Gather from the material every line that contains the string "title".

**** GIVEN INFORMATION

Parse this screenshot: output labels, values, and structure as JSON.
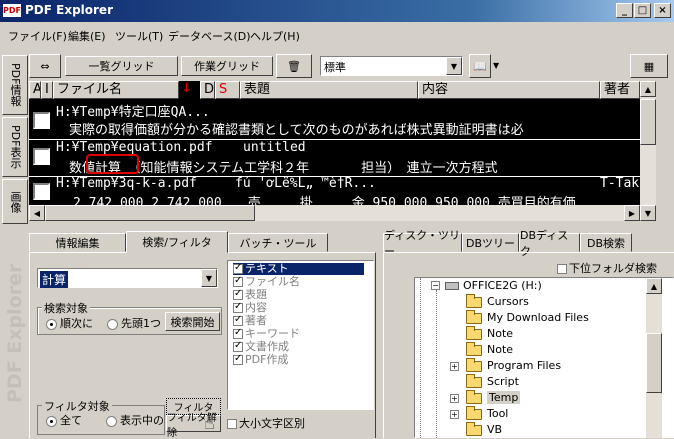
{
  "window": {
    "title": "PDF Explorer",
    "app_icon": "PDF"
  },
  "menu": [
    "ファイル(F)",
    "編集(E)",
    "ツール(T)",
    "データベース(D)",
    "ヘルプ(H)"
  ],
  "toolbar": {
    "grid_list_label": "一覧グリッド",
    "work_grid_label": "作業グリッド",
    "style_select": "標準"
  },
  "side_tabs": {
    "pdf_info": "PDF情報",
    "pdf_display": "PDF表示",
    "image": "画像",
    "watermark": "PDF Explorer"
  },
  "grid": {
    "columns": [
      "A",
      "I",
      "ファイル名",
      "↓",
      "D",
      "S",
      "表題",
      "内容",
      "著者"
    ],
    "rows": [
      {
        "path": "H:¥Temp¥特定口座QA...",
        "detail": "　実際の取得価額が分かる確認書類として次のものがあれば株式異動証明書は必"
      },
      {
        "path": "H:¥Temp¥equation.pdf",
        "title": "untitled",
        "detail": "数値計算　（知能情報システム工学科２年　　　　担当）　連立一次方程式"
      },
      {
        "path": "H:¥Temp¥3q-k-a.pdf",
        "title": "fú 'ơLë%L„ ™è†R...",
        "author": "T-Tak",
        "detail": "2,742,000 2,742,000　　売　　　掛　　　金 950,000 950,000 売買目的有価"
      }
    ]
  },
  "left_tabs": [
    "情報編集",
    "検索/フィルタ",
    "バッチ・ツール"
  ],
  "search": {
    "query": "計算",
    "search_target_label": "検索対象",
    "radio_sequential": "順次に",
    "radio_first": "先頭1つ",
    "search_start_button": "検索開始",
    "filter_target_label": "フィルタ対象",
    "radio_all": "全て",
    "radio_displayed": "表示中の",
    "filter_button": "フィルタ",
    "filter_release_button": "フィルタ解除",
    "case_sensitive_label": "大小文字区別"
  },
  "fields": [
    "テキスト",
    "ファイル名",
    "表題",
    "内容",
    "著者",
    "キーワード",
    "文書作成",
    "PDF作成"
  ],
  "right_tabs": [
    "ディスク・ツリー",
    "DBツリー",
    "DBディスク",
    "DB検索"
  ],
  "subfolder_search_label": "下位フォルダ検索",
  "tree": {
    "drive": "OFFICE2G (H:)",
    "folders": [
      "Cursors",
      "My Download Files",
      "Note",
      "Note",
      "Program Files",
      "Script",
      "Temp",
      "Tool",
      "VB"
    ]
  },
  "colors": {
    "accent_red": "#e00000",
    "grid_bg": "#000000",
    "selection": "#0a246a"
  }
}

********
**** GIVEN INFORMATION

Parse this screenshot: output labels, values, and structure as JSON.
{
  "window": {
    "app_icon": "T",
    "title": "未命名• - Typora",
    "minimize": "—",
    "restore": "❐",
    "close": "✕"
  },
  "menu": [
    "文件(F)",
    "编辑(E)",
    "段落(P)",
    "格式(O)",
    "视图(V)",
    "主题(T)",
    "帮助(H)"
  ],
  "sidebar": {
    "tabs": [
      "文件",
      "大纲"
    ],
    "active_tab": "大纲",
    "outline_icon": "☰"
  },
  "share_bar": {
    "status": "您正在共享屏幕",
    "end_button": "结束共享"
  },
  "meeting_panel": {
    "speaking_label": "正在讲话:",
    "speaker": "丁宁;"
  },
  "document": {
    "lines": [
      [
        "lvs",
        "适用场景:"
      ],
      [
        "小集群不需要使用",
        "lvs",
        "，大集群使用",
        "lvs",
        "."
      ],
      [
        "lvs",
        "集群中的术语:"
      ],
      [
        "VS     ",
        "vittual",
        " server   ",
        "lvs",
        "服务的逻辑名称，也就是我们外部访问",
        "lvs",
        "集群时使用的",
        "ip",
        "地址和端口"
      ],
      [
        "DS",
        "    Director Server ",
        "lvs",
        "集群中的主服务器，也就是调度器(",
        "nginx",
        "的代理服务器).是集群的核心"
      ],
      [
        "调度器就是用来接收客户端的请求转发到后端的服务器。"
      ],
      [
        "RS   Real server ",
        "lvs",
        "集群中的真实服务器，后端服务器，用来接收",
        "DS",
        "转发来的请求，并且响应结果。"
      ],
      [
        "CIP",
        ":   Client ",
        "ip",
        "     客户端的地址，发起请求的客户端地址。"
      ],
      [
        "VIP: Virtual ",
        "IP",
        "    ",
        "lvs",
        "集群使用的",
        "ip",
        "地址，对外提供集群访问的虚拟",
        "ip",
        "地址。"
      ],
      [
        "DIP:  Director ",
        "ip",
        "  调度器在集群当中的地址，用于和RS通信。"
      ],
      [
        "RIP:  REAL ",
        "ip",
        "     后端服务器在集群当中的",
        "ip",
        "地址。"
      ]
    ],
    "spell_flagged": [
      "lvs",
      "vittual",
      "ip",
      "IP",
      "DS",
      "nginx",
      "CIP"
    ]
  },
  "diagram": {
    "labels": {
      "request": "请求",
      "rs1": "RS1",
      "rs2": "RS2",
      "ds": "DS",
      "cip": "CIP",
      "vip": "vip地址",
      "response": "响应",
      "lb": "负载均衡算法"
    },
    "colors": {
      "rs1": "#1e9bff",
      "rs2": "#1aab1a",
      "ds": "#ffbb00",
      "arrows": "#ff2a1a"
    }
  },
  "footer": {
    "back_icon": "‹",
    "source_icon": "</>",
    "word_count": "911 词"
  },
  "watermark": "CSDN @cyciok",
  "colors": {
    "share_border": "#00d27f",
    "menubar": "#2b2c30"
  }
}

********

**FINISHED EXERCISE**
    "title": "PDF Explorer",
        "title": "untitled",
        "title": "fú 'ơLë%L„ ™è†R...",
    "title": "未命名• - Typora",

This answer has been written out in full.